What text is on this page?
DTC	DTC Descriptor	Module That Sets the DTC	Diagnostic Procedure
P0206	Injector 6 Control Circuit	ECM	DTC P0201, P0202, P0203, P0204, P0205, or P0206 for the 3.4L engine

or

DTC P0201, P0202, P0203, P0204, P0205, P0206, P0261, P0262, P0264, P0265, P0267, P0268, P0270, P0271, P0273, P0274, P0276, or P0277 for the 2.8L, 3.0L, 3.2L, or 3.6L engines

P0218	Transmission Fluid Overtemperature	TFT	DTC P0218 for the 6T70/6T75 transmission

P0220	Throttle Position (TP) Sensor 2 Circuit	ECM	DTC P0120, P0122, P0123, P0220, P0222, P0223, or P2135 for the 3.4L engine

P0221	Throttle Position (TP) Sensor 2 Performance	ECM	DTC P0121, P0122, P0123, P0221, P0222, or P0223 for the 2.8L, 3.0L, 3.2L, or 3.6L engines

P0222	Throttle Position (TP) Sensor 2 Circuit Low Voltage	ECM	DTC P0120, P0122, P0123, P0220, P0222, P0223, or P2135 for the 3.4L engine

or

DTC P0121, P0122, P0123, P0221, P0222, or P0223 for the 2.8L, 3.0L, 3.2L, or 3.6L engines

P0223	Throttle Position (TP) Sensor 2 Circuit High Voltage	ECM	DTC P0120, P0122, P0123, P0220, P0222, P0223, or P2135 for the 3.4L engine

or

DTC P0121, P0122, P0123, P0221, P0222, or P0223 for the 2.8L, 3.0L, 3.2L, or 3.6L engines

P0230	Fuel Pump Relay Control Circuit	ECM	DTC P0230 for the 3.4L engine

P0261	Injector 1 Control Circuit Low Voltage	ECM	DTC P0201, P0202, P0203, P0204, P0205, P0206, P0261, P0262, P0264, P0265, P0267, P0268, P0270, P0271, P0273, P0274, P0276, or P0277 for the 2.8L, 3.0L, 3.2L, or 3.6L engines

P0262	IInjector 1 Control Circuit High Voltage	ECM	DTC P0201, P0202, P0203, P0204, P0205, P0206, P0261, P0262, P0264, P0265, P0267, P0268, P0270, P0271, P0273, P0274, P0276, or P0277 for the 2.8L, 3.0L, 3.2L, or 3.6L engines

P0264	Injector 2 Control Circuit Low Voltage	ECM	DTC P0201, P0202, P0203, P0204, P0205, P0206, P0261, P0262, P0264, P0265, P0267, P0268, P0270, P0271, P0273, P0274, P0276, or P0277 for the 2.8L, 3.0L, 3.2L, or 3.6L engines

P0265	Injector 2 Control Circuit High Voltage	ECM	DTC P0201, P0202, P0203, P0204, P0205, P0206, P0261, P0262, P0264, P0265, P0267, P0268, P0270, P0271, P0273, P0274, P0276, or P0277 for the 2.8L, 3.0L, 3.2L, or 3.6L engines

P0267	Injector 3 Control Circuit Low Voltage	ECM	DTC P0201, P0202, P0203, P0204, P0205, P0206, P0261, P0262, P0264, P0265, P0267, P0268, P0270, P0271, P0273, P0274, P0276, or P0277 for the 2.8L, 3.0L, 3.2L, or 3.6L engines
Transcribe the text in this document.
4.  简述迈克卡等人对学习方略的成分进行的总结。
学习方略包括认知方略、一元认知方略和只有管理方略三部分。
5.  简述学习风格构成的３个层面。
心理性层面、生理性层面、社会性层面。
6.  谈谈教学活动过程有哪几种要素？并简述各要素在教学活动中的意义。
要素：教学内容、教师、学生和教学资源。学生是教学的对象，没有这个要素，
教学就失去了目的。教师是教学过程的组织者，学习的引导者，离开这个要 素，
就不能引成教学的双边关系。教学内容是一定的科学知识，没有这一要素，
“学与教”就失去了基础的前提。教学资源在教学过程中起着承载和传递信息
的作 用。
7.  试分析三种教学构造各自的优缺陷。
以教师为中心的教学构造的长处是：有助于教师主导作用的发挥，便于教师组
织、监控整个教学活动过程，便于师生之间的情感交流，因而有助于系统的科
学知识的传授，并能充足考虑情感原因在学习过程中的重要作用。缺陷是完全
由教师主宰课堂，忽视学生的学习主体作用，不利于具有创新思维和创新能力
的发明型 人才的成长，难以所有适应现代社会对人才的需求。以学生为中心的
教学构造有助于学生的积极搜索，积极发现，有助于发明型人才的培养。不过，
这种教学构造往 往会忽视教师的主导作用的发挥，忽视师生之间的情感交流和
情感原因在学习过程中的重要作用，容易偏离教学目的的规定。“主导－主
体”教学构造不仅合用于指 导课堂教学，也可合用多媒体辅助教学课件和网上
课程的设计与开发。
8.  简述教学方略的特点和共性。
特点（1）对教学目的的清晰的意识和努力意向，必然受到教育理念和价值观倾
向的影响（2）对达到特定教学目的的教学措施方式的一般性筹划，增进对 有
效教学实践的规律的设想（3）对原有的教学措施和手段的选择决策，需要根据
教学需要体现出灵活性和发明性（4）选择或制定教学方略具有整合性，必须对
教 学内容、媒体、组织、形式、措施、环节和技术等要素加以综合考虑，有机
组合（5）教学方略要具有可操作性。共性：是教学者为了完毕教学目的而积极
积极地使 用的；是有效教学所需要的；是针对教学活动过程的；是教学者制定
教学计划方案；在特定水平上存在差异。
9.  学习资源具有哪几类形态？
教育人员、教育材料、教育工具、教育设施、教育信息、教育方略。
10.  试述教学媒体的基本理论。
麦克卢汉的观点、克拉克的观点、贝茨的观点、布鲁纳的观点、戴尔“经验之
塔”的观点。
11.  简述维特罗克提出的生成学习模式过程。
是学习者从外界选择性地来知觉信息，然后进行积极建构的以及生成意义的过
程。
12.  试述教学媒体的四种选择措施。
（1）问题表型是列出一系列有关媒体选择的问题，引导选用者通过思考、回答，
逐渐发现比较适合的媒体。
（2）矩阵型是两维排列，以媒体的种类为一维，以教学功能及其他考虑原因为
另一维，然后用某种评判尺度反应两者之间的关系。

--- --- ---

Copy out every line from the material above in which the word "High" appears.

P0223	Throttle Position (TP) Sensor 2 Circuit High Voltage	ECM	DTC P0120, P0122, P0123, P0220, P0222, P0223, or P2135 for the 3.4L engine
P0262	IInjector 1 Control Circuit High Voltage	ECM	DTC P0201, P0202, P0203, P0204, P0205, P0206, P0261, P0262, P0264, P0265, P0267, P0268, P0270, P0271, P0273, P0274, P0276, or P0277 for the 2.8L, 3.0L, 3.2L, or 3.6L engines
P0265	Injector 2 Control Circuit High Voltage	ECM	DTC P0201, P0202, P0203, P0204, P0205, P0206, P0261, P0262, P0264, P0265, P0267, P0268, P0270, P0271, P0273, P0274, P0276, or P0277 for the 2.8L, 3.0L, 3.2L, or 3.6L engines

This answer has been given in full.